Your instructions:
Without including any images, repeat the data exactly.

____________

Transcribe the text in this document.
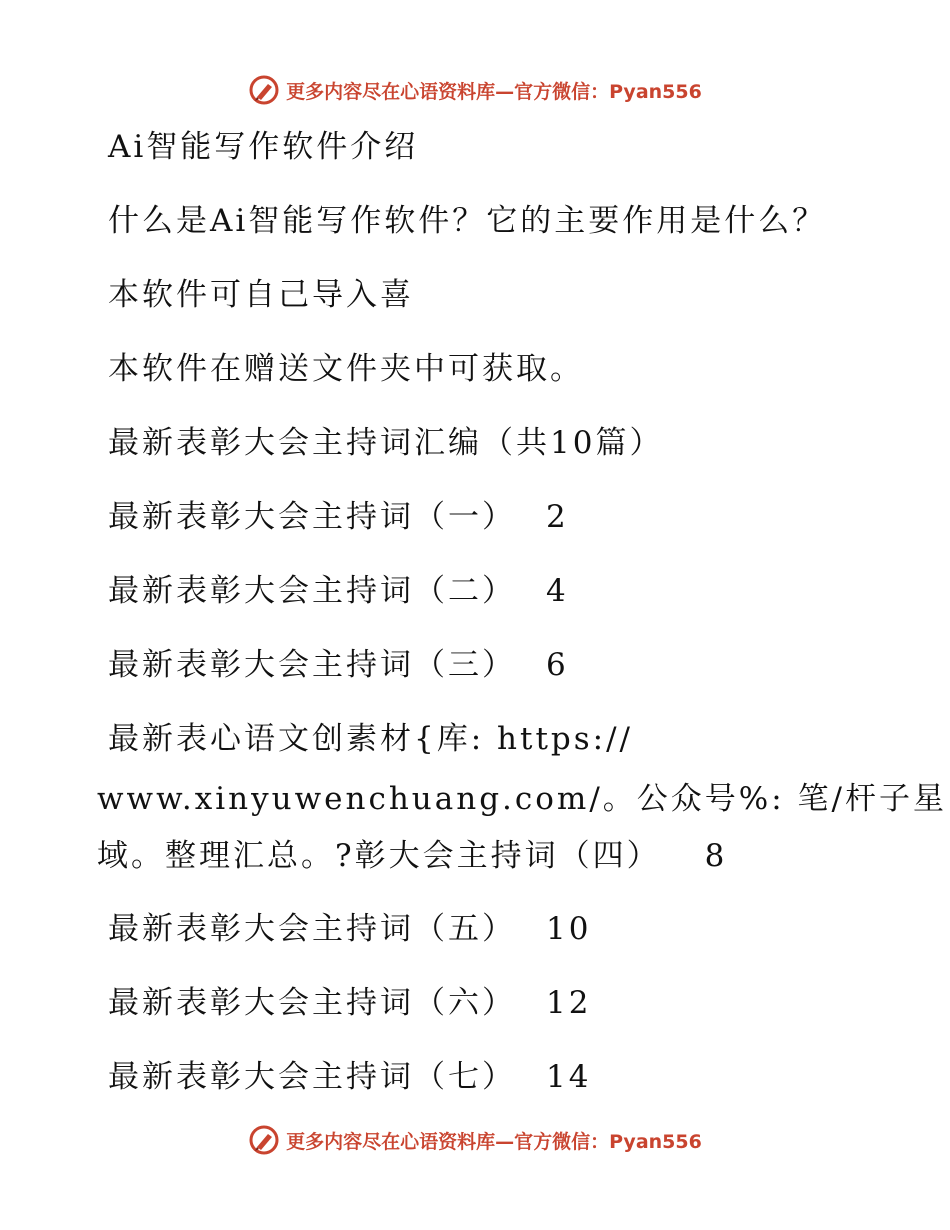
更多内容尽在心语资料库—官方微信：Pyan556
Ai智能写作软件介绍
什么是Ai智能写作软件？它的主要作用是什么？
本软件可自己导入喜
本软件在赠送文件夹中可获取。
最新表彰大会主持词汇编（共10篇）
最新表彰大会主持词（一） 2
最新表彰大会主持词（二） 4
最新表彰大会主持词（三） 6
最新表心语文创素材{库: https://
www.xinyuwenchuang.com/。公众号%: 笔/杆子星
域。整理汇总。?彰大会主持词（四） 8
最新表彰大会主持词（五） 10
最新表彰大会主持词（六） 12
最新表彰大会主持词（七） 14
更多内容尽在心语资料库—官方微信：Pyan556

____________

Problem solution:
Transcribe the text in this document.
更多内容尽在心语资料库—官方微信：Pyan556
Ai智能写作软件介绍
什么是Ai智能写作软件？它的主要作用是什么？
本软件可自己导入喜
本软件在赠送文件夹中可获取。
最新表彰大会主持词汇编（共10篇）
最新表彰大会主持词（一） 2
最新表彰大会主持词（二） 4
最新表彰大会主持词（三） 6
最新表心语文创素材{库: https://
www.xinyuwenchuang.com/。公众号%: 笔/杆子星
域。整理汇总。?彰大会主持词（四） 8
最新表彰大会主持词（五） 10
最新表彰大会主持词（六） 12
最新表彰大会主持词（七） 14
更多内容尽在心语资料库—官方微信：Pyan556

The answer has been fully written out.